* _To be done_
Please reproduce the following lines word for word, keeping their order and every character unchanged.

* _Records to use_
>> BEGIN
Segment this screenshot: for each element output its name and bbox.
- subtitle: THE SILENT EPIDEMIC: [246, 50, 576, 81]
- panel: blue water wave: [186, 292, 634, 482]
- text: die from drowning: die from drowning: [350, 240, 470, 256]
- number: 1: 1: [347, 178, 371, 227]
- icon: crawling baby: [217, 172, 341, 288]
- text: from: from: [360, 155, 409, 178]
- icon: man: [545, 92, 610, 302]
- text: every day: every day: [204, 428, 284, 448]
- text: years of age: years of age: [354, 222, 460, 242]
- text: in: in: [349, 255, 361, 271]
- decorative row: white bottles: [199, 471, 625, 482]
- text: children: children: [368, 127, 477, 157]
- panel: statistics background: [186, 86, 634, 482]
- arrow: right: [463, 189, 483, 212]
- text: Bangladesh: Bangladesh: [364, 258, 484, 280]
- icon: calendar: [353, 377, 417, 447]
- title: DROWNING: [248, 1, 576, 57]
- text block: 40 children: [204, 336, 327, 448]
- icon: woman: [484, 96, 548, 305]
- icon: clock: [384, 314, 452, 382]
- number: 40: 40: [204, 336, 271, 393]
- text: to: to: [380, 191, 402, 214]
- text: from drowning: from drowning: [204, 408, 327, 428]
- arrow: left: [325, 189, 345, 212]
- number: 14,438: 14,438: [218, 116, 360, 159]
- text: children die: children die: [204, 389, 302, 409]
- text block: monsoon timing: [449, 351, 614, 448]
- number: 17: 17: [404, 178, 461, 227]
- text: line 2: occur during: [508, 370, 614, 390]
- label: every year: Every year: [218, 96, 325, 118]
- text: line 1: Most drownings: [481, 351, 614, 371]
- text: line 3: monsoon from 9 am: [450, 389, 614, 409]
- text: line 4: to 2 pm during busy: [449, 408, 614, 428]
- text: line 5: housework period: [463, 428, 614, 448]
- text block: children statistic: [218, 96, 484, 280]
>> END
* _Output for this exercise_
Segment this screenshot: for each element output its name and bbox.
- subtitle: THE SILENT EPIDEMIC: [246, 50, 576, 81]
- panel: blue water wave: [186, 292, 634, 482]
- text: die from drowning: die from drowning: [350, 240, 470, 256]
- number: 1: 1: [347, 178, 371, 227]
- icon: crawling baby: [217, 172, 341, 288]
- text: from: from: [360, 155, 409, 178]
- icon: man: [545, 92, 610, 302]
- text: every day: every day: [204, 428, 284, 448]
- text: years of age: years of age: [354, 222, 460, 242]
- text: in: in: [349, 255, 361, 271]
- decorative row: white bottles: [199, 471, 625, 482]
- text: children: children: [368, 127, 477, 157]
- panel: statistics background: [186, 86, 634, 482]
- arrow: right: [463, 189, 483, 212]
- text: Bangladesh: Bangladesh: [364, 258, 484, 280]
- icon: calendar: [353, 377, 417, 447]
- title: DROWNING: [248, 1, 576, 57]
- text block: 40 children: [204, 336, 327, 448]
- icon: woman: [484, 96, 548, 305]
- icon: clock: [384, 314, 452, 382]
- number: 40: 40: [204, 336, 271, 393]
- text: to: to: [380, 191, 402, 214]
- text: from drowning: from drowning: [204, 408, 327, 428]
- arrow: left: [325, 189, 345, 212]
- number: 14,438: 14,438: [218, 116, 360, 159]
- text: children die: children die: [204, 389, 302, 409]
- text block: monsoon timing: [449, 351, 614, 448]
- number: 17: 17: [404, 178, 461, 227]
- text: line 2: occur during: [508, 370, 614, 390]
- label: every year: Every year: [218, 96, 325, 118]
- text: line 1: Most drownings: [481, 351, 614, 371]
- text: line 3: monsoon from 9 am: [450, 389, 614, 409]
- text: line 4: to 2 pm during busy: [449, 408, 614, 428]
- text: line 5: housework period: [463, 428, 614, 448]
- text block: children statistic: [218, 96, 484, 280]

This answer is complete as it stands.